__Records for processing__.
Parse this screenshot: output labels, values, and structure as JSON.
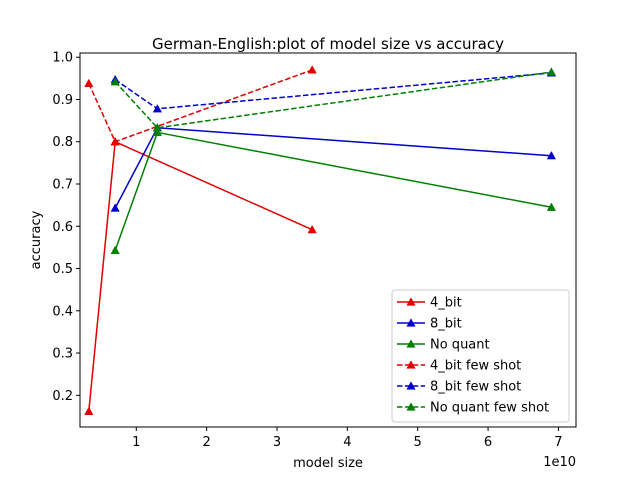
{
  "chart_data": {
    "type": "line",
    "title": "German-English:plot of model size vs accuracy",
    "xlabel": "model size",
    "ylabel": "accuracy",
    "x_offset_label": "1e10",
    "xlim": [
      0.2,
      7.25
    ],
    "ylim": [
      0.125,
      1.01
    ],
    "x_ticks": [
      1,
      2,
      3,
      4,
      5,
      6,
      7
    ],
    "x_tick_labels": [
      "1",
      "2",
      "3",
      "4",
      "5",
      "6",
      "7"
    ],
    "y_ticks": [
      0.2,
      0.3,
      0.4,
      0.5,
      0.6,
      0.7,
      0.8,
      0.9,
      1.0
    ],
    "y_tick_labels": [
      "0.2",
      "0.3",
      "0.4",
      "0.5",
      "0.6",
      "0.7",
      "0.8",
      "0.9",
      "1.0"
    ],
    "grid": false,
    "legend_position": "lower-right",
    "series": [
      {
        "name": "4_bit",
        "color": "#e00000",
        "dash": "solid",
        "marker": "triangle",
        "x": [
          0.325,
          0.7,
          3.5
        ],
        "y": [
          0.162,
          0.8,
          0.592
        ]
      },
      {
        "name": "8_bit",
        "color": "#0000cc",
        "dash": "solid",
        "marker": "triangle",
        "x": [
          0.7,
          1.3,
          6.9
        ],
        "y": [
          0.643,
          0.833,
          0.767
        ]
      },
      {
        "name": "No quant",
        "color": "#008000",
        "dash": "solid",
        "marker": "triangle",
        "x": [
          0.7,
          1.3,
          6.9
        ],
        "y": [
          0.543,
          0.822,
          0.645
        ]
      },
      {
        "name": "4_bit few shot",
        "color": "#e00000",
        "dash": "dashed",
        "marker": "triangle",
        "x": [
          0.325,
          0.7,
          3.5
        ],
        "y": [
          0.938,
          0.8,
          0.97
        ]
      },
      {
        "name": "8_bit few shot",
        "color": "#0000cc",
        "dash": "dashed",
        "marker": "triangle",
        "x": [
          0.7,
          1.3,
          6.9
        ],
        "y": [
          0.947,
          0.878,
          0.963
        ]
      },
      {
        "name": "No quant few shot",
        "color": "#008000",
        "dash": "dashed",
        "marker": "triangle",
        "x": [
          0.7,
          1.3,
          6.9
        ],
        "y": [
          0.942,
          0.833,
          0.965
        ]
      }
    ]
  }
}
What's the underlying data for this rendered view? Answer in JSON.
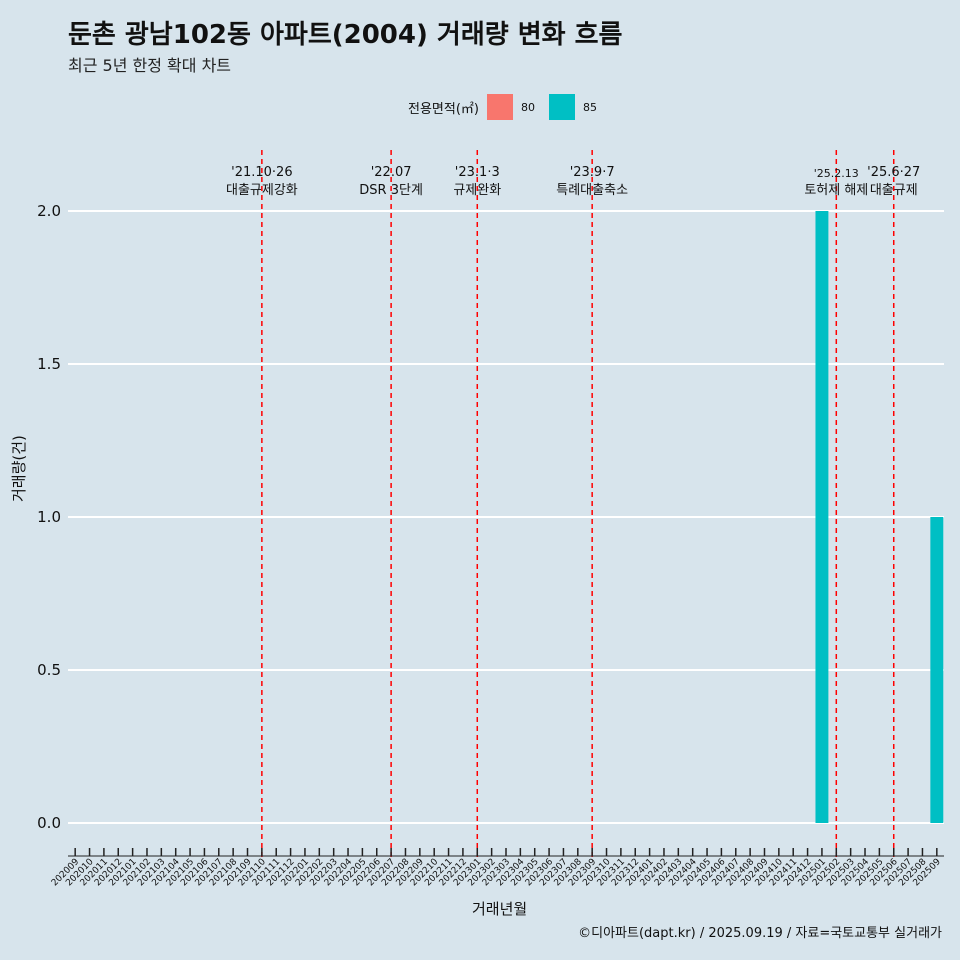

__Task objective__. Quote in full the listing given above; the images are to be left out.

__Worked solution__.
Parse this screenshot: output labels, values, and structure as JSON.
{
  "chart_data": {
    "type": "line",
    "title": "German-English:plot of model size vs accuracy",
    "xlabel": "model size",
    "ylabel": "accuracy",
    "x_offset_label": "1e10",
    "xlim": [
      0.2,
      7.25
    ],
    "ylim": [
      0.125,
      1.01
    ],
    "x_ticks": [
      1,
      2,
      3,
      4,
      5,
      6,
      7
    ],
    "x_tick_labels": [
      "1",
      "2",
      "3",
      "4",
      "5",
      "6",
      "7"
    ],
    "y_ticks": [
      0.2,
      0.3,
      0.4,
      0.5,
      0.6,
      0.7,
      0.8,
      0.9,
      1.0
    ],
    "y_tick_labels": [
      "0.2",
      "0.3",
      "0.4",
      "0.5",
      "0.6",
      "0.7",
      "0.8",
      "0.9",
      "1.0"
    ],
    "grid": false,
    "legend_position": "lower-right",
    "series": [
      {
        "name": "4_bit",
        "color": "#e00000",
        "dash": "solid",
        "marker": "triangle",
        "x": [
          0.325,
          0.7,
          3.5
        ],
        "y": [
          0.162,
          0.8,
          0.592
        ]
      },
      {
        "name": "8_bit",
        "color": "#0000cc",
        "dash": "solid",
        "marker": "triangle",
        "x": [
          0.7,
          1.3,
          6.9
        ],
        "y": [
          0.643,
          0.833,
          0.767
        ]
      },
      {
        "name": "No quant",
        "color": "#008000",
        "dash": "solid",
        "marker": "triangle",
        "x": [
          0.7,
          1.3,
          6.9
        ],
        "y": [
          0.543,
          0.822,
          0.645
        ]
      },
      {
        "name": "4_bit few shot",
        "color": "#e00000",
        "dash": "dashed",
        "marker": "triangle",
        "x": [
          0.325,
          0.7,
          3.5
        ],
        "y": [
          0.938,
          0.8,
          0.97
        ]
      },
      {
        "name": "8_bit few shot",
        "color": "#0000cc",
        "dash": "dashed",
        "marker": "triangle",
        "x": [
          0.7,
          1.3,
          6.9
        ],
        "y": [
          0.947,
          0.878,
          0.963
        ]
      },
      {
        "name": "No quant few shot",
        "color": "#008000",
        "dash": "dashed",
        "marker": "triangle",
        "x": [
          0.7,
          1.3,
          6.9
        ],
        "y": [
          0.942,
          0.833,
          0.965
        ]
      }
    ]
  }
}
What's the underlying data for this rendered view? Answer in JSON.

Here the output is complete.